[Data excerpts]
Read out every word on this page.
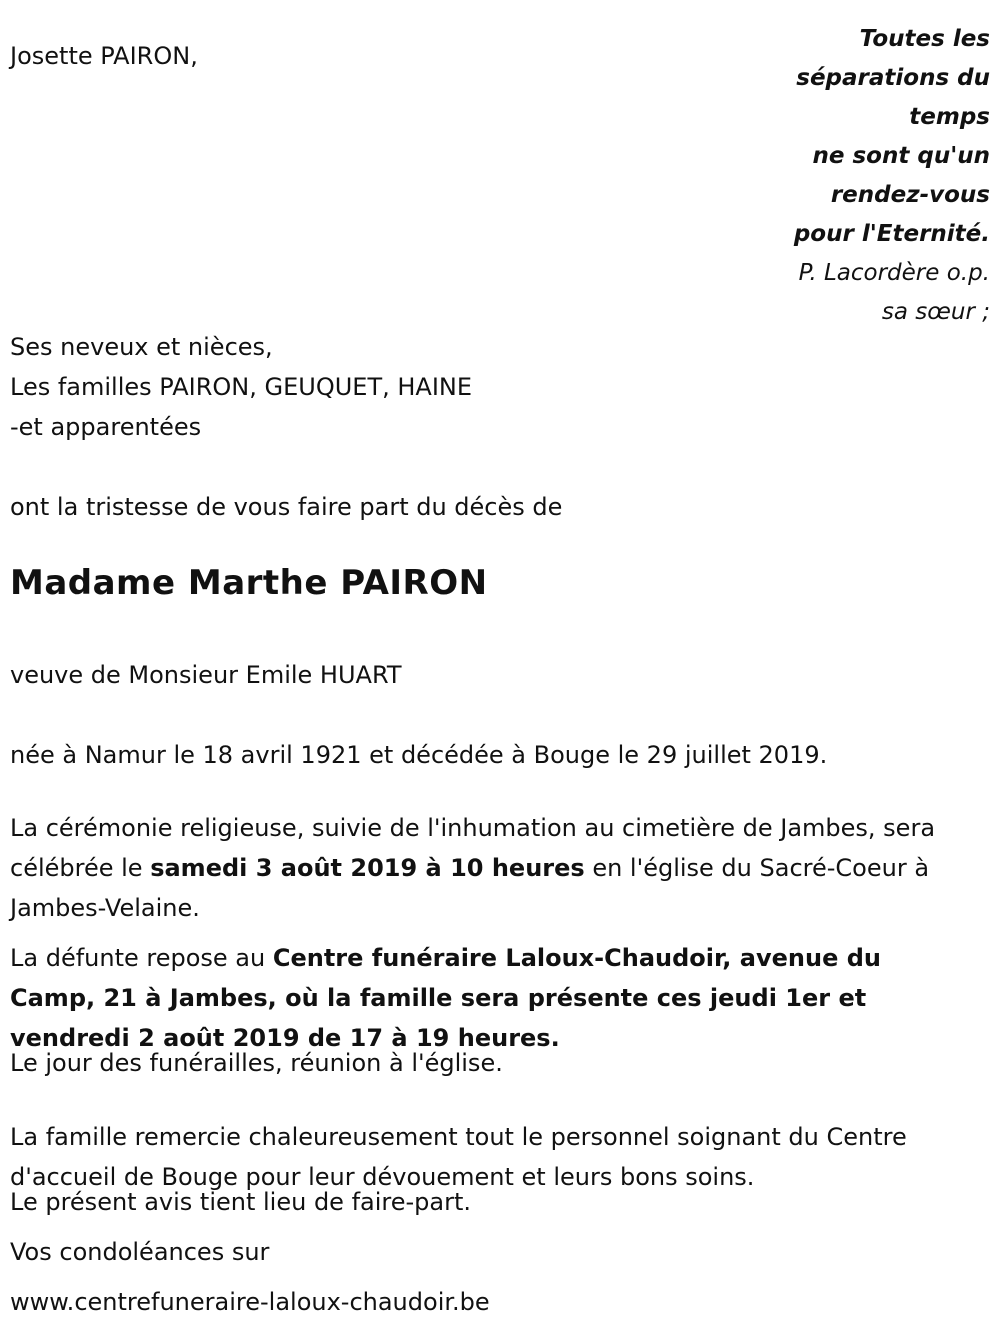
Josette PAIRON,

Toutes les
séparations du
temps
ne sont qu'un
rendez-vous
pour l'Eternité.
P. Lacordère o.p.
sa sœur ;

Ses neveux et nièces,

Les familles PAIRON, GEUQUET, HAINE

-et apparentées

ont la tristesse de vous faire part du décès de

Madame Marthe PAIRON

veuve de Monsieur Emile HUART

née à Namur le 18 avril 1921 et décédée à Bouge le 29 juillet 2019.

La cérémonie religieuse, suivie de l'inhumation au cimetière de Jambes, sera célébrée le samedi 3 août 2019 à 10 heures en l'église du Sacré-Coeur à Jambes-Velaine.

La défunte repose au Centre funéraire Laloux-Chaudoir, avenue du Camp, 21 à Jambes, où la famille sera présente ces jeudi 1er et vendredi 2 août 2019 de 17 à 19 heures.

Le jour des funérailles, réunion à l'église.

La famille remercie chaleureusement tout le personnel soignant du Centre d'accueil de Bouge pour leur dévouement et leurs bons soins.

Le présent avis tient lieu de faire-part.

Vos condoléances sur

www.centrefuneraire-laloux-chaudoir.be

GIVEN TASK:
Reproduce the entries exactly. Do not carry over any picture.

THE SOLUTION:
Read out every word on this page.
Josette PAIRON,

Toutes les
séparations du
temps
ne sont qu'un
rendez-vous
pour l'Eternité.
P. Lacordère o.p.
sa sœur ;

Ses neveux et nièces,

Les familles PAIRON, GEUQUET, HAINE

-et apparentées

ont la tristesse de vous faire part du décès de

Madame Marthe PAIRON

veuve de Monsieur Emile HUART

née à Namur le 18 avril 1921 et décédée à Bouge le 29 juillet 2019.

La cérémonie religieuse, suivie de l'inhumation au cimetière de Jambes, sera célébrée le samedi 3 août 2019 à 10 heures en l'église du Sacré-Coeur à Jambes-Velaine.

La défunte repose au Centre funéraire Laloux-Chaudoir, avenue du Camp, 21 à Jambes, où la famille sera présente ces jeudi 1er et vendredi 2 août 2019 de 17 à 19 heures.

Le jour des funérailles, réunion à l'église.

La famille remercie chaleureusement tout le personnel soignant du Centre d'accueil de Bouge pour leur dévouement et leurs bons soins.

Le présent avis tient lieu de faire-part.

Vos condoléances sur

www.centrefuneraire-laloux-chaudoir.be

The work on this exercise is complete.